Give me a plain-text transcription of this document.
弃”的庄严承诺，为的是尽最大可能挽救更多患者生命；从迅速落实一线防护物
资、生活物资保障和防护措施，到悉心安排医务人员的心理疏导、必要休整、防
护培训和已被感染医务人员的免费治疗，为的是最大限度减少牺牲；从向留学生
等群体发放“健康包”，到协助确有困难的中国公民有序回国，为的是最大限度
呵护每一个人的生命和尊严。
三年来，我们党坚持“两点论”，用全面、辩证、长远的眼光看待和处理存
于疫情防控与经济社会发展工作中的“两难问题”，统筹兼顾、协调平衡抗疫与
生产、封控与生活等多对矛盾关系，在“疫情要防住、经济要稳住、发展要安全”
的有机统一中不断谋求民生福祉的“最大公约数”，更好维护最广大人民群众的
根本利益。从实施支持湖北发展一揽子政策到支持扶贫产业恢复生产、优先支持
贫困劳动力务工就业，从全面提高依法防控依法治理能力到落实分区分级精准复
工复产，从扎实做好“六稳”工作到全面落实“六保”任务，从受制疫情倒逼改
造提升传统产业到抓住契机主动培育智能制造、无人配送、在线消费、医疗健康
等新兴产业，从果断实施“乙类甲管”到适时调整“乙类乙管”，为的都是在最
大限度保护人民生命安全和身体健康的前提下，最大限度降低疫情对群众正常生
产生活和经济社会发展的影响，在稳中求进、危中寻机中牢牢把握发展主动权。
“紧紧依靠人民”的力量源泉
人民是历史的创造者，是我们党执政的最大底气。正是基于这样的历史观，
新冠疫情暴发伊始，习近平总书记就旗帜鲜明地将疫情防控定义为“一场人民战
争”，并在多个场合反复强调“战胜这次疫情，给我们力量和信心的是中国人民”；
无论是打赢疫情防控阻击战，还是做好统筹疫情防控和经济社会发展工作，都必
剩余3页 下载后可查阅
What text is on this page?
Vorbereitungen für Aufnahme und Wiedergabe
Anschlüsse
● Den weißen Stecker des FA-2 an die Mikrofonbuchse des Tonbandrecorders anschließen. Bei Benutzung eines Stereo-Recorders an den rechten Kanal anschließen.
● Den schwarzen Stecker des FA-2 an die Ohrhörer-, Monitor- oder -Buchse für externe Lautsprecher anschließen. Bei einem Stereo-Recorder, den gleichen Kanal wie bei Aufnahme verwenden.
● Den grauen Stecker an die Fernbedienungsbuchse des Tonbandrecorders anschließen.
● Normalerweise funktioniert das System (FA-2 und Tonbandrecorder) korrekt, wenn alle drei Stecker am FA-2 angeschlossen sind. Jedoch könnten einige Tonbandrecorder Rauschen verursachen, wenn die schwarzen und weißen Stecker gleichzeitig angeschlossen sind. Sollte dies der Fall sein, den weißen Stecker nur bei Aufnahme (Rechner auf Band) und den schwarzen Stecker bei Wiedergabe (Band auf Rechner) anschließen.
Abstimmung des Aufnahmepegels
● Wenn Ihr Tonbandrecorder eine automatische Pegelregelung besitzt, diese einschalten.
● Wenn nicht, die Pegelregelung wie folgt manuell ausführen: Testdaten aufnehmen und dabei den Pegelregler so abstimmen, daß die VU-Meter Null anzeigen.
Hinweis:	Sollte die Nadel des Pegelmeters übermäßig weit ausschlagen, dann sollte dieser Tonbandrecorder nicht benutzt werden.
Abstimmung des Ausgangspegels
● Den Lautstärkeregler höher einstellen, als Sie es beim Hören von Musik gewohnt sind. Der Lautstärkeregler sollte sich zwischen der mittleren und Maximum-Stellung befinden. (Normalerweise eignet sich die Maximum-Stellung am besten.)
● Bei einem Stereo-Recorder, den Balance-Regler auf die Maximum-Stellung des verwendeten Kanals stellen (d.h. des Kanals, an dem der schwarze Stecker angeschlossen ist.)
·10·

* **Your objective**: Quote each line of the data above exactly as written.

* **Response to the task**:
Give me a plain-text transcription of this document.
弃”的庄严承诺，为的是尽最大可能挽救更多患者生命；从迅速落实一线防护物
资、生活物资保障和防护措施，到悉心安排医务人员的心理疏导、必要休整、防
护培训和已被感染医务人员的免费治疗，为的是最大限度减少牺牲；从向留学生
等群体发放“健康包”，到协助确有困难的中国公民有序回国，为的是最大限度
呵护每一个人的生命和尊严。
三年来，我们党坚持“两点论”，用全面、辩证、长远的眼光看待和处理存
于疫情防控与经济社会发展工作中的“两难问题”，统筹兼顾、协调平衡抗疫与
生产、封控与生活等多对矛盾关系，在“疫情要防住、经济要稳住、发展要安全”
的有机统一中不断谋求民生福祉的“最大公约数”，更好维护最广大人民群众的
根本利益。从实施支持湖北发展一揽子政策到支持扶贫产业恢复生产、优先支持
贫困劳动力务工就业，从全面提高依法防控依法治理能力到落实分区分级精准复
工复产，从扎实做好“六稳”工作到全面落实“六保”任务，从受制疫情倒逼改
造提升传统产业到抓住契机主动培育智能制造、无人配送、在线消费、医疗健康
等新兴产业，从果断实施“乙类甲管”到适时调整“乙类乙管”，为的都是在最
大限度保护人民生命安全和身体健康的前提下，最大限度降低疫情对群众正常生
产生活和经济社会发展的影响，在稳中求进、危中寻机中牢牢把握发展主动权。
“紧紧依靠人民”的力量源泉
人民是历史的创造者，是我们党执政的最大底气。正是基于这样的历史观，
新冠疫情暴发伊始，习近平总书记就旗帜鲜明地将疫情防控定义为“一场人民战
争”，并在多个场合反复强调“战胜这次疫情，给我们力量和信心的是中国人民”；
无论是打赢疫情防控阻击战，还是做好统筹疫情防控和经济社会发展工作，都必
剩余3页 下载后可查阅
What text is on this page?
Vorbereitungen für Aufnahme und Wiedergabe
Anschlüsse
● Den weißen Stecker des FA-2 an die Mikrofonbuchse des Tonbandrecorders anschließen. Bei Benutzung eines Stereo-Recorders an den rechten Kanal anschließen.
● Den schwarzen Stecker des FA-2 an die Ohrhörer-, Monitor- oder -Buchse für externe Lautsprecher anschließen. Bei einem Stereo-Recorder, den gleichen Kanal wie bei Aufnahme verwenden.
● Den grauen Stecker an die Fernbedienungsbuchse des Tonbandrecorders anschließen.
● Normalerweise funktioniert das System (FA-2 und Tonbandrecorder) korrekt, wenn alle drei Stecker am FA-2 angeschlossen sind. Jedoch könnten einige Tonbandrecorder Rauschen verursachen, wenn die schwarzen und weißen Stecker gleichzeitig angeschlossen sind. Sollte dies der Fall sein, den weißen Stecker nur bei Aufnahme (Rechner auf Band) und den schwarzen Stecker bei Wiedergabe (Band auf Rechner) anschließen.
Abstimmung des Aufnahmepegels
● Wenn Ihr Tonbandrecorder eine automatische Pegelregelung besitzt, diese einschalten.
● Wenn nicht, die Pegelregelung wie folgt manuell ausführen: Testdaten aufnehmen und dabei den Pegelregler so abstimmen, daß die VU-Meter Null anzeigen.
Hinweis:	Sollte die Nadel des Pegelmeters übermäßig weit ausschlagen, dann sollte dieser Tonbandrecorder nicht benutzt werden.
Abstimmung des Ausgangspegels
● Den Lautstärkeregler höher einstellen, als Sie es beim Hören von Musik gewohnt sind. Der Lautstärkeregler sollte sich zwischen der mittleren und Maximum-Stellung befinden. (Normalerweise eignet sich die Maximum-Stellung am besten.)
● Bei einem Stereo-Recorder, den Balance-Regler auf die Maximum-Stellung des verwendeten Kanals stellen (d.h. des Kanals, an dem der schwarze Stecker angeschlossen ist.)
·10·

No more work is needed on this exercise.